Start of Provided data
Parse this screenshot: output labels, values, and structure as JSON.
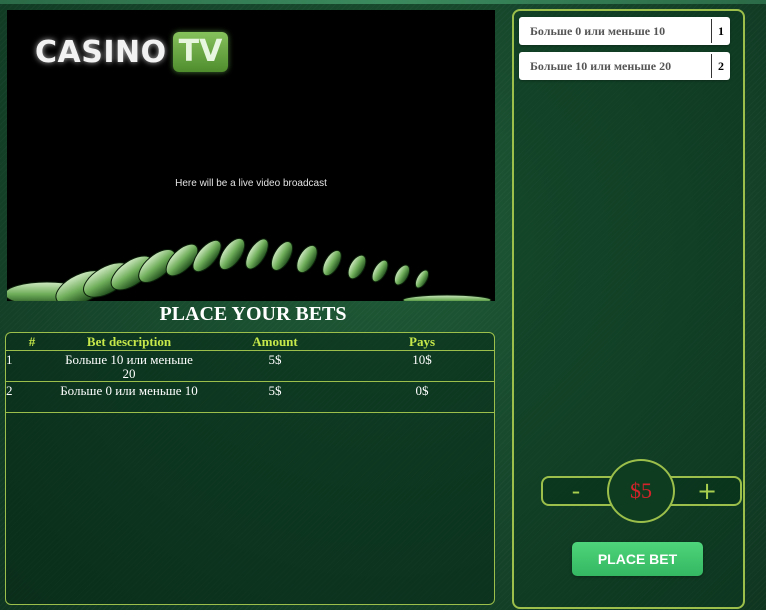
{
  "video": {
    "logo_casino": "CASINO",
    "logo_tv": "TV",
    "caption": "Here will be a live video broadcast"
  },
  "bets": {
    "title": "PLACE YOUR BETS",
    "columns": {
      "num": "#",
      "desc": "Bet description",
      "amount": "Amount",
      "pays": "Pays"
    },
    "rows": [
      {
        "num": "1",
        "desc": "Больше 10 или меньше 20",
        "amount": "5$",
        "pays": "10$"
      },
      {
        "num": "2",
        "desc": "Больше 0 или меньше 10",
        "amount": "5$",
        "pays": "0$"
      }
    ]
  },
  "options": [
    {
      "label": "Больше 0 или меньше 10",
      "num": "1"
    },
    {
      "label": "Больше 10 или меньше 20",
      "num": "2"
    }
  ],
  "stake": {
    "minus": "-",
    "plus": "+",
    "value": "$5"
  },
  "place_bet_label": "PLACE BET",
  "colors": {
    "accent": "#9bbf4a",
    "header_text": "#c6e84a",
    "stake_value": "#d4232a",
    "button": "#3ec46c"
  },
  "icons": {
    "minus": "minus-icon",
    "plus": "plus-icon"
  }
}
End of Provided data
Start of Provided data
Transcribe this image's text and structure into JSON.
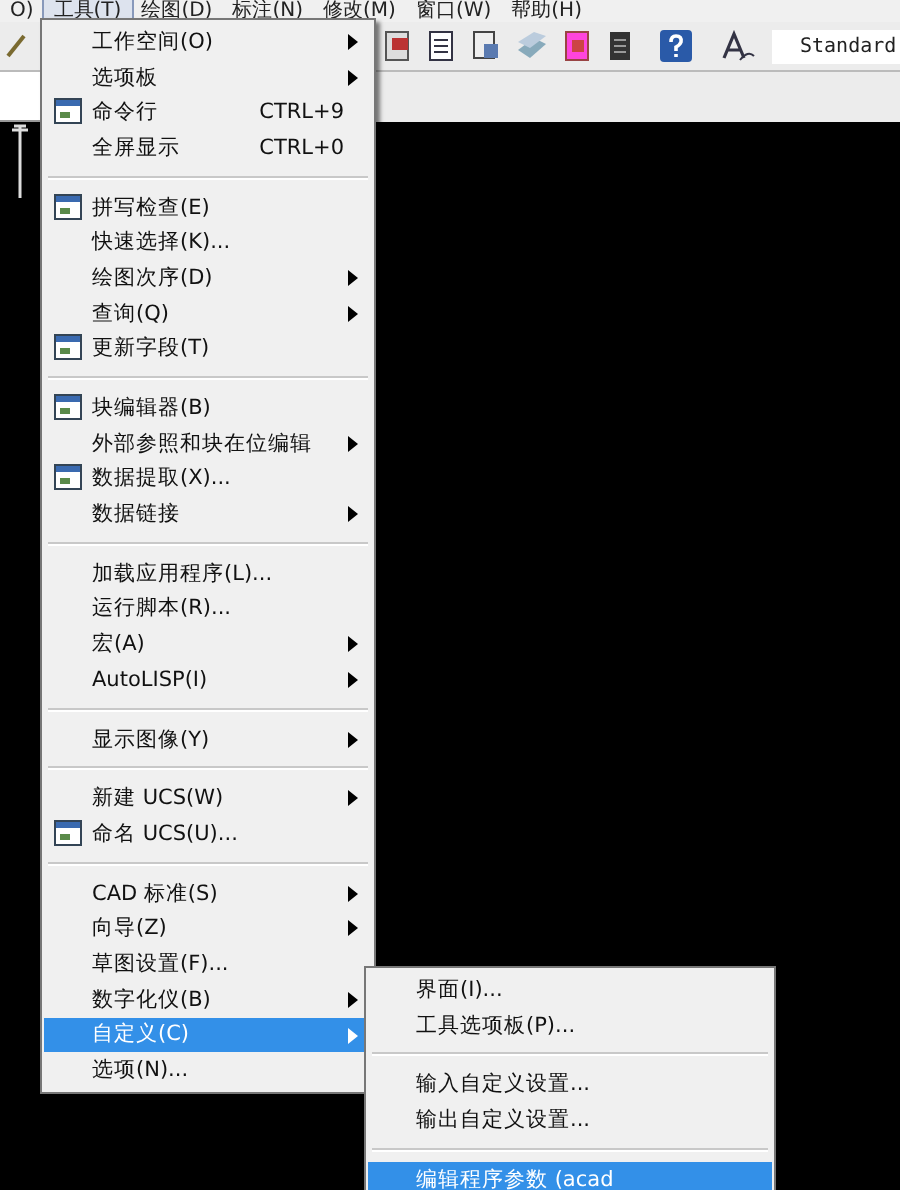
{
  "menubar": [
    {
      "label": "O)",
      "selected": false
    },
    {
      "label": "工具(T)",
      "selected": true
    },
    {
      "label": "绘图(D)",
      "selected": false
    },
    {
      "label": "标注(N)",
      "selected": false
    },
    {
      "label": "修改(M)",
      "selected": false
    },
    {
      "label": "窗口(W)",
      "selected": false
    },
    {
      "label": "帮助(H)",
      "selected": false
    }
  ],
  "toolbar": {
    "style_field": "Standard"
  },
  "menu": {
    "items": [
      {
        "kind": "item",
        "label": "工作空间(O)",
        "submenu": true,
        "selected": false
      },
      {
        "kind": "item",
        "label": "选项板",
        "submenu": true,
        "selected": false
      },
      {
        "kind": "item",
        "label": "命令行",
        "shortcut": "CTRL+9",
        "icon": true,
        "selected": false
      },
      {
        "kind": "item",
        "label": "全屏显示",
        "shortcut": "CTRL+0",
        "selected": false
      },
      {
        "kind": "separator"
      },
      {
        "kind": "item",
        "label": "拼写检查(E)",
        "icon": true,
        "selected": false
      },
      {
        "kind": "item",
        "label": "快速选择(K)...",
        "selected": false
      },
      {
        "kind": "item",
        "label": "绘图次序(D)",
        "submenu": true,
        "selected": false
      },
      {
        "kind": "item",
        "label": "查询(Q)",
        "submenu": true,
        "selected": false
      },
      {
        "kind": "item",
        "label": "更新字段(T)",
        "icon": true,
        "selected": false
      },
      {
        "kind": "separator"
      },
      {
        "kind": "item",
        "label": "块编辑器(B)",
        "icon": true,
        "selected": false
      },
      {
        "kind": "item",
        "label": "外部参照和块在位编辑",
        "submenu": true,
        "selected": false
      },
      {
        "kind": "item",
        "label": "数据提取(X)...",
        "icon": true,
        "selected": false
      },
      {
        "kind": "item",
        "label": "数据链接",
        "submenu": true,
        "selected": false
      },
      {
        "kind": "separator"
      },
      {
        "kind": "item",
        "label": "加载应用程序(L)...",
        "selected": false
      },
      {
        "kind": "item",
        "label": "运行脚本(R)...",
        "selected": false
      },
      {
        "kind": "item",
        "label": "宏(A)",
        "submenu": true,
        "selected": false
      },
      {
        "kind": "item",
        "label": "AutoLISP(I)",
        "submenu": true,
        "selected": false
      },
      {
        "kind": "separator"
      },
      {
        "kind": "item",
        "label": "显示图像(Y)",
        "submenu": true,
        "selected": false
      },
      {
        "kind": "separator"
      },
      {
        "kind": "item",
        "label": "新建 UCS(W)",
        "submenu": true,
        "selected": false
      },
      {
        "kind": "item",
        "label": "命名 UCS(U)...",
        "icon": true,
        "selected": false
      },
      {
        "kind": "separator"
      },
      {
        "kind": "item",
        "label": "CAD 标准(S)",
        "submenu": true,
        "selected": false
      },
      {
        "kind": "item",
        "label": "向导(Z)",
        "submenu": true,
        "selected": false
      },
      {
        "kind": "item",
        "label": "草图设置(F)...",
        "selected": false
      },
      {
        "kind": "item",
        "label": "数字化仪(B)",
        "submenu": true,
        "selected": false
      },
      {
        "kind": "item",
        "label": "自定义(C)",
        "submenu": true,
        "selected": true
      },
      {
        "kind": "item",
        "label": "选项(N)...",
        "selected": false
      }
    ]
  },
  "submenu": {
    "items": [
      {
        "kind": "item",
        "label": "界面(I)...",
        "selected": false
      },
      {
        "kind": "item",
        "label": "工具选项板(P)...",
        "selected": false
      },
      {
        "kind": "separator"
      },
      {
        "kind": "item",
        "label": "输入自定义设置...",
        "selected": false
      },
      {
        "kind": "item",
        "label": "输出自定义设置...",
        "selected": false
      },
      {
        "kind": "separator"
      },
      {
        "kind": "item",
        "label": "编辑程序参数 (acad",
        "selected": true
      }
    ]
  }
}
End of Provided data
(Short task): Identify each line containing the string "Больше" and copy it out.

(Reply to the exercise):
        "desc": "Больше 10 или меньше 20",
        "desc": "Больше 0 или меньше 10",
      "label": "Больше 0 или меньше 10",
      "label": "Больше 10 или меньше 20",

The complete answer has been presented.